→ Set problem
Say how many lines contain the word "προτείνει". Only the number should be given.

→ Supplied entries
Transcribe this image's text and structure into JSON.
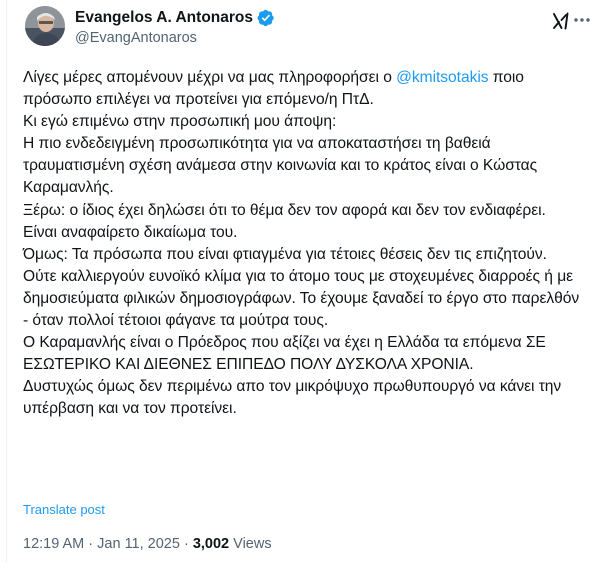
{
  "author": {
    "name": "Evangelos A. Antonaros",
    "handle": "@EvangAntonaros",
    "verified": true
  },
  "icons": {
    "avatar": "profile-photo",
    "verified": "verified-badge-icon",
    "grok": "grok-icon",
    "more": "more-options-icon"
  },
  "colors": {
    "accent": "#1d9bf0",
    "text": "#0f1419",
    "secondary": "#536471"
  },
  "tweet": {
    "line1_pre": "Λίγες μέρες απομένουν μέχρι να μας πληροφορήσει ο ",
    "mention": "@kmitsotakis",
    "line1_post": " ποιο πρόσωπο επιλέγει να προτείνει για επόμενο/η ΠτΔ.",
    "p2": "Κι εγώ επιμένω στην προσωπική μου άποψη:",
    "p3": "Η πιο ενδεδειγμένη προσωπικότητα για να αποκαταστήσει τη βαθειά τραυματισμένη σχέση ανάμεσα στην κοινωνία και το κράτος είναι ο Κώστας Καραμανλής.",
    "p4": "Ξέρω: ο ίδιος έχει δηλώσει ότι το θέμα δεν τον αφορά και δεν τον ενδιαφέρει.",
    "p5": "Είναι αναφαίρετο δικαίωμα του.",
    "p6": "Όμως: Τα πρόσωπα που είναι φτιαγμένα για τέτοιες θέσεις δεν τις επιζητούν. Ούτε καλλιεργούν ευνοϊκό κλίμα για το άτομο τους με στοχευμένες διαρροές ή με δημοσιεύματα φιλικών δημοσιογράφων. Το έχουμε ξαναδεί το έργο στο παρελθόν - όταν πολλοί τέτοιοι φάγανε τα μούτρα τους.",
    "p7": "Ο Καραμανλής είναι ο Πρόεδρος που αξίζει να έχει η Ελλάδα τα επόμενα ΣΕ ΕΣΩΤΕΡΙΚΟ ΚΑΙ ΔΙΕΘΝΕΣ ΕΠΙΠΕΔΟ ΠΟΛΥ ΔΥΣΚΟΛΑ ΧΡΟΝΙΑ.",
    "p8": "Δυστυχώς όμως δεν περιμένω απο τον μικρόψυχο πρωθυπουργό να κάνει την υπέρβαση και να τον προτείνει."
  },
  "translate_label": "Translate post",
  "meta": {
    "time": "12:19 AM",
    "separator": " · ",
    "date": "Jan 11, 2025",
    "views_count": "3,002",
    "views_label": " Views"
  }
}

→ Written response
2